Task to carry out
Return all of the data exactly as written, without the pictures.

[Records contained in a dataset]

^^^^

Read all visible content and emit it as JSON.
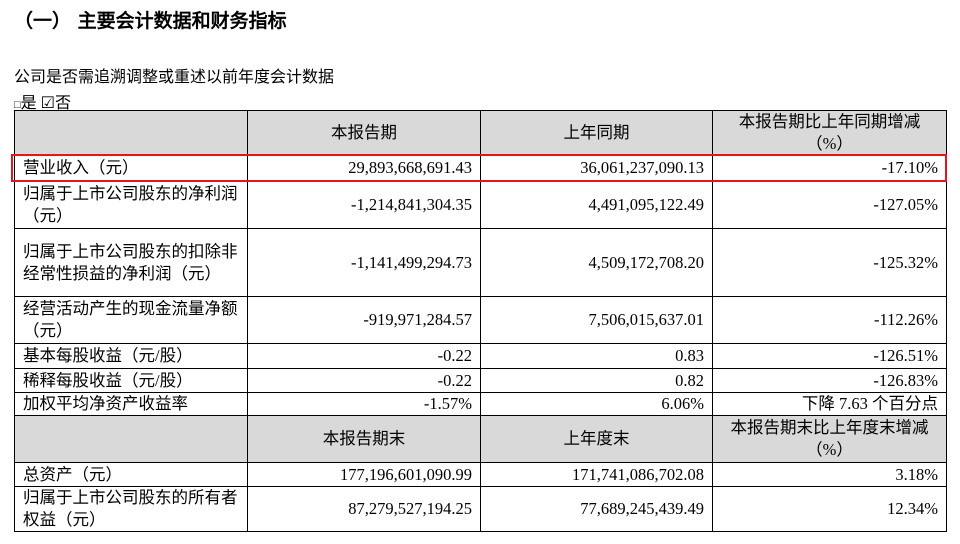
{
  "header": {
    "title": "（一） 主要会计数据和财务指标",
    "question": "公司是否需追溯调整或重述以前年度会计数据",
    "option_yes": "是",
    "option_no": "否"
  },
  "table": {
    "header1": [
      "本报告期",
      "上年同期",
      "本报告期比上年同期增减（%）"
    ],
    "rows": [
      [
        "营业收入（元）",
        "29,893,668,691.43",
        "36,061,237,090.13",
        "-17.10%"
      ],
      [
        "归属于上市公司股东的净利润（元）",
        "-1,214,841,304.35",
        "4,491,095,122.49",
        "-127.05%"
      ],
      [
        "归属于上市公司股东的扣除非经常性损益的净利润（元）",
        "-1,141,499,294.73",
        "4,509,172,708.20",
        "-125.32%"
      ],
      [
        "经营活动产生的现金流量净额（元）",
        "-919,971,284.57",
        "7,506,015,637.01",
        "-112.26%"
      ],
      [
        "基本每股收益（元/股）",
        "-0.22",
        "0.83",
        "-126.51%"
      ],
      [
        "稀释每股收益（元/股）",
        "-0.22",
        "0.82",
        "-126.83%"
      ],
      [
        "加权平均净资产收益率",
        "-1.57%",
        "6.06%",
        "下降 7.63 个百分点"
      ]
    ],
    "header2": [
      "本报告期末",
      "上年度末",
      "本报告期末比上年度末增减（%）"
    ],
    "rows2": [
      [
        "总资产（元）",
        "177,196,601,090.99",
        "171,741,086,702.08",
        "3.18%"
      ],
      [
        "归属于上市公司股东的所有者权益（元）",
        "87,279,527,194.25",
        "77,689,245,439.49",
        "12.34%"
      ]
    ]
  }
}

^^^^

Output for this task
Read all visible content and emit it as JSON.
{
  "header": {
    "title": "（一） 主要会计数据和财务指标",
    "question": "公司是否需追溯调整或重述以前年度会计数据",
    "option_yes": "是",
    "option_no": "否"
  },
  "table": {
    "header1": [
      "本报告期",
      "上年同期",
      "本报告期比上年同期增减（%）"
    ],
    "rows": [
      [
        "营业收入（元）",
        "29,893,668,691.43",
        "36,061,237,090.13",
        "-17.10%"
      ],
      [
        "归属于上市公司股东的净利润（元）",
        "-1,214,841,304.35",
        "4,491,095,122.49",
        "-127.05%"
      ],
      [
        "归属于上市公司股东的扣除非经常性损益的净利润（元）",
        "-1,141,499,294.73",
        "4,509,172,708.20",
        "-125.32%"
      ],
      [
        "经营活动产生的现金流量净额（元）",
        "-919,971,284.57",
        "7,506,015,637.01",
        "-112.26%"
      ],
      [
        "基本每股收益（元/股）",
        "-0.22",
        "0.83",
        "-126.51%"
      ],
      [
        "稀释每股收益（元/股）",
        "-0.22",
        "0.82",
        "-126.83%"
      ],
      [
        "加权平均净资产收益率",
        "-1.57%",
        "6.06%",
        "下降 7.63 个百分点"
      ]
    ],
    "header2": [
      "本报告期末",
      "上年度末",
      "本报告期末比上年度末增减（%）"
    ],
    "rows2": [
      [
        "总资产（元）",
        "177,196,601,090.99",
        "171,741,086,702.08",
        "3.18%"
      ],
      [
        "归属于上市公司股东的所有者权益（元）",
        "87,279,527,194.25",
        "77,689,245,439.49",
        "12.34%"
      ]
    ]
  }
}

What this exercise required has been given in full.